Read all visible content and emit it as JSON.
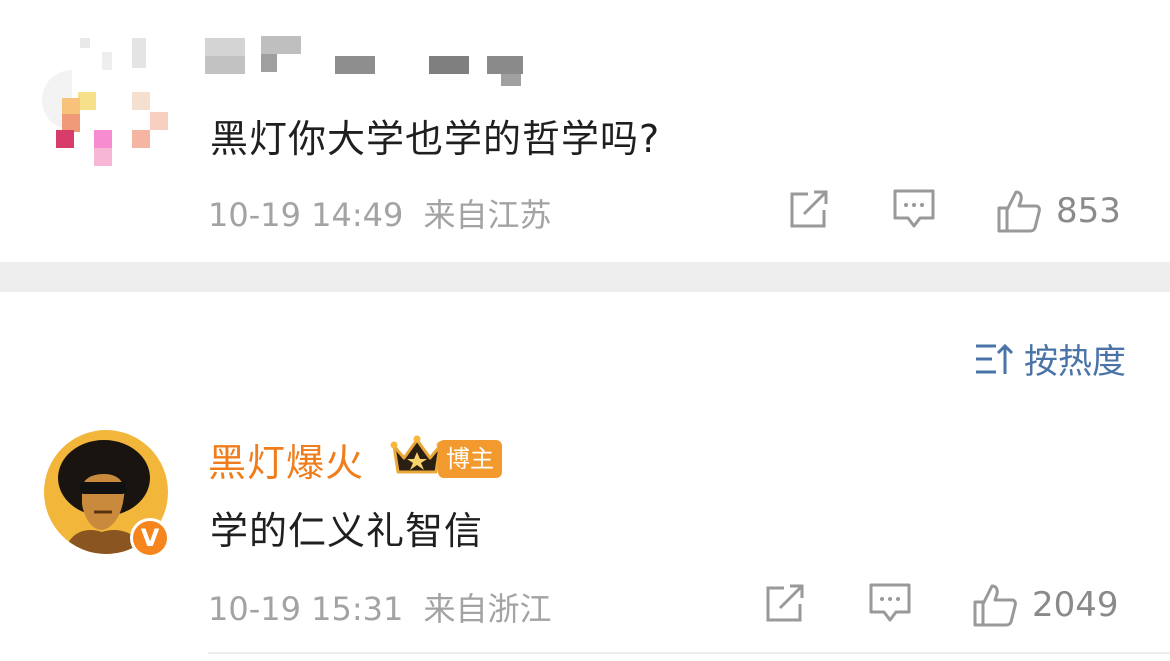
{
  "comments": [
    {
      "username": "",
      "text": "黑灯你大学也学的哲学吗?",
      "timestamp": "10-19 14:49",
      "location": "来自江苏",
      "like_count": "853",
      "avatar_icon": "blurred-avatar-icon"
    },
    {
      "username": "黑灯爆火",
      "badge_label": "博主",
      "text": "学的仁义礼智信",
      "timestamp": "10-19 15:31",
      "location": "来自浙江",
      "like_count": "2049",
      "avatar_icon": "afro-man-avatar",
      "verified_mark": "V"
    }
  ],
  "sort": {
    "label": "按热度"
  },
  "colors": {
    "author_orange": "#f07d1c",
    "link_blue": "#4a73a8",
    "meta_gray": "#a3a3a3",
    "avatar_yellow": "#f2b63b"
  }
}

* _STATED PROBLEM_
Transcribe each entry precisely as given, leaving the pictures out.

* _CORRECT OUTPUT_
Read all visible content and emit it as JSON.
{
  "comments": [
    {
      "username": "",
      "text": "黑灯你大学也学的哲学吗?",
      "timestamp": "10-19 14:49",
      "location": "来自江苏",
      "like_count": "853",
      "avatar_icon": "blurred-avatar-icon"
    },
    {
      "username": "黑灯爆火",
      "badge_label": "博主",
      "text": "学的仁义礼智信",
      "timestamp": "10-19 15:31",
      "location": "来自浙江",
      "like_count": "2049",
      "avatar_icon": "afro-man-avatar",
      "verified_mark": "V"
    }
  ],
  "sort": {
    "label": "按热度"
  },
  "colors": {
    "author_orange": "#f07d1c",
    "link_blue": "#4a73a8",
    "meta_gray": "#a3a3a3",
    "avatar_yellow": "#f2b63b"
  }
}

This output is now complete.